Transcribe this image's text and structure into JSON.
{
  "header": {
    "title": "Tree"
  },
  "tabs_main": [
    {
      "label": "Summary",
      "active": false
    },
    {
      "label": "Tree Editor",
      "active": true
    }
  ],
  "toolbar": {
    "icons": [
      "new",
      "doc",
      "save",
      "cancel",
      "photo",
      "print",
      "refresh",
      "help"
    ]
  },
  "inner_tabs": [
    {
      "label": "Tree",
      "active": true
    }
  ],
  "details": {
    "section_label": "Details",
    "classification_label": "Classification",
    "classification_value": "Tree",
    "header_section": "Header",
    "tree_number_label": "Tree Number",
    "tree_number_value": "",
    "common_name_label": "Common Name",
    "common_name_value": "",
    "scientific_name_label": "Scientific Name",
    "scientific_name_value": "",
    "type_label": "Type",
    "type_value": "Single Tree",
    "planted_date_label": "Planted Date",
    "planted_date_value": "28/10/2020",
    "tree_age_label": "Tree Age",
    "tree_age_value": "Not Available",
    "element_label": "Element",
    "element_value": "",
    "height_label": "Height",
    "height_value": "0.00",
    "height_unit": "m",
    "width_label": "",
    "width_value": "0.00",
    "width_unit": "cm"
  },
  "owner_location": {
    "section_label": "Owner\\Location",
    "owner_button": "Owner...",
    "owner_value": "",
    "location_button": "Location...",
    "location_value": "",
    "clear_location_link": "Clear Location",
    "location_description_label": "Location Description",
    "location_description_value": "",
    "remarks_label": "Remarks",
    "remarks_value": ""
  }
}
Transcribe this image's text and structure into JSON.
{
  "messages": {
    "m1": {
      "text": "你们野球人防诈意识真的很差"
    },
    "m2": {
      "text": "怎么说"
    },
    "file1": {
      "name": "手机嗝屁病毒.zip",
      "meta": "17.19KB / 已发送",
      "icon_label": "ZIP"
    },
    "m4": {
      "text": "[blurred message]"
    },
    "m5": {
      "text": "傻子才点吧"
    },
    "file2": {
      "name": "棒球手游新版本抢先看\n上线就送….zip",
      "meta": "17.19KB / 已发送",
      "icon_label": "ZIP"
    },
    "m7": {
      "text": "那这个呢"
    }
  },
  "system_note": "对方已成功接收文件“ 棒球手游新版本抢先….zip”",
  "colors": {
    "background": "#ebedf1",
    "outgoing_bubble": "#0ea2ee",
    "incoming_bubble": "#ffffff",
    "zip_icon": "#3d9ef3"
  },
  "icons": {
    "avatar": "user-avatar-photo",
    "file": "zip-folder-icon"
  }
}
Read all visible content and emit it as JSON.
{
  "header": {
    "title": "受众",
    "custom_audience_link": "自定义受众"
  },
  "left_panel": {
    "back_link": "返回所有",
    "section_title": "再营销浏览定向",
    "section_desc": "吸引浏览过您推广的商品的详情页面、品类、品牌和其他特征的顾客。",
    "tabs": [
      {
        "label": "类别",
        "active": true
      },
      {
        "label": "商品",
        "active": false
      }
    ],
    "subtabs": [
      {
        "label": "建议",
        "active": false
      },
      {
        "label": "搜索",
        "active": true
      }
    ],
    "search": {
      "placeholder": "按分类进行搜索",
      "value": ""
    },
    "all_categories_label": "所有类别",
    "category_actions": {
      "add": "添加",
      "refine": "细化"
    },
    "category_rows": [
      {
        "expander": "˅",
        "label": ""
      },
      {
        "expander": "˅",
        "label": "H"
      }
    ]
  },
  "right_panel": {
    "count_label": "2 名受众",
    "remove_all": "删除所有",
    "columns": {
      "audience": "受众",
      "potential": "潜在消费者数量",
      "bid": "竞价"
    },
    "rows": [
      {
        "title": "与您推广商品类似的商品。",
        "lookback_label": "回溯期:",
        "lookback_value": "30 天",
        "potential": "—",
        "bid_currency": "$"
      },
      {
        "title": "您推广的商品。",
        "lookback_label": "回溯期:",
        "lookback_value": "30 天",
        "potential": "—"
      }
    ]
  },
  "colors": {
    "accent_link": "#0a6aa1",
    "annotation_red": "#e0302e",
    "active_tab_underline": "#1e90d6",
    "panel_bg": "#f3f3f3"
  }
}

● Given problem: Retype the data exactly as given.

● Response to the task:
Transcribe this image's text and structure into JSON.
{
  "header": {
    "title": "Tree"
  },
  "tabs_main": [
    {
      "label": "Summary",
      "active": false
    },
    {
      "label": "Tree Editor",
      "active": true
    }
  ],
  "toolbar": {
    "icons": [
      "new",
      "doc",
      "save",
      "cancel",
      "photo",
      "print",
      "refresh",
      "help"
    ]
  },
  "inner_tabs": [
    {
      "label": "Tree",
      "active": true
    }
  ],
  "details": {
    "section_label": "Details",
    "classification_label": "Classification",
    "classification_value": "Tree",
    "header_section": "Header",
    "tree_number_label": "Tree Number",
    "tree_number_value": "",
    "common_name_label": "Common Name",
    "common_name_value": "",
    "scientific_name_label": "Scientific Name",
    "scientific_name_value": "",
    "type_label": "Type",
    "type_value": "Single Tree",
    "planted_date_label": "Planted Date",
    "planted_date_value": "28/10/2020",
    "tree_age_label": "Tree Age",
    "tree_age_value": "Not Available",
    "element_label": "Element",
    "element_value": "",
    "height_label": "Height",
    "height_value": "0.00",
    "height_unit": "m",
    "width_label": "",
    "width_value": "0.00",
    "width_unit": "cm"
  },
  "owner_location": {
    "section_label": "Owner\\Location",
    "owner_button": "Owner...",
    "owner_value": "",
    "location_button": "Location...",
    "location_value": "",
    "clear_location_link": "Clear Location",
    "location_description_label": "Location Description",
    "location_description_value": "",
    "remarks_label": "Remarks",
    "remarks_value": ""
  }
}
Transcribe this image's text and structure into JSON.
{
  "messages": {
    "m1": {
      "text": "你们野球人防诈意识真的很差"
    },
    "m2": {
      "text": "怎么说"
    },
    "file1": {
      "name": "手机嗝屁病毒.zip",
      "meta": "17.19KB / 已发送",
      "icon_label": "ZIP"
    },
    "m4": {
      "text": "[blurred message]"
    },
    "m5": {
      "text": "傻子才点吧"
    },
    "file2": {
      "name": "棒球手游新版本抢先看\n上线就送….zip",
      "meta": "17.19KB / 已发送",
      "icon_label": "ZIP"
    },
    "m7": {
      "text": "那这个呢"
    }
  },
  "system_note": "对方已成功接收文件“ 棒球手游新版本抢先….zip”",
  "colors": {
    "background": "#ebedf1",
    "outgoing_bubble": "#0ea2ee",
    "incoming_bubble": "#ffffff",
    "zip_icon": "#3d9ef3"
  },
  "icons": {
    "avatar": "user-avatar-photo",
    "file": "zip-folder-icon"
  }
}
Read all visible content and emit it as JSON.
{
  "header": {
    "title": "受众",
    "custom_audience_link": "自定义受众"
  },
  "left_panel": {
    "back_link": "返回所有",
    "section_title": "再营销浏览定向",
    "section_desc": "吸引浏览过您推广的商品的详情页面、品类、品牌和其他特征的顾客。",
    "tabs": [
      {
        "label": "类别",
        "active": true
      },
      {
        "label": "商品",
        "active": false
      }
    ],
    "subtabs": [
      {
        "label": "建议",
        "active": false
      },
      {
        "label": "搜索",
        "active": true
      }
    ],
    "search": {
      "placeholder": "按分类进行搜索",
      "value": ""
    },
    "all_categories_label": "所有类别",
    "category_actions": {
      "add": "添加",
      "refine": "细化"
    },
    "category_rows": [
      {
        "expander": "˅",
        "label": ""
      },
      {
        "expander": "˅",
        "label": "H"
      }
    ]
  },
  "right_panel": {
    "count_label": "2 名受众",
    "remove_all": "删除所有",
    "columns": {
      "audience": "受众",
      "potential": "潜在消费者数量",
      "bid": "竞价"
    },
    "rows": [
      {
        "title": "与您推广商品类似的商品。",
        "lookback_label": "回溯期:",
        "lookback_value": "30 天",
        "potential": "—",
        "bid_currency": "$"
      },
      {
        "title": "您推广的商品。",
        "lookback_label": "回溯期:",
        "lookback_value": "30 天",
        "potential": "—"
      }
    ]
  },
  "colors": {
    "accent_link": "#0a6aa1",
    "annotation_red": "#e0302e",
    "active_tab_underline": "#1e90d6",
    "panel_bg": "#f3f3f3"
  }
}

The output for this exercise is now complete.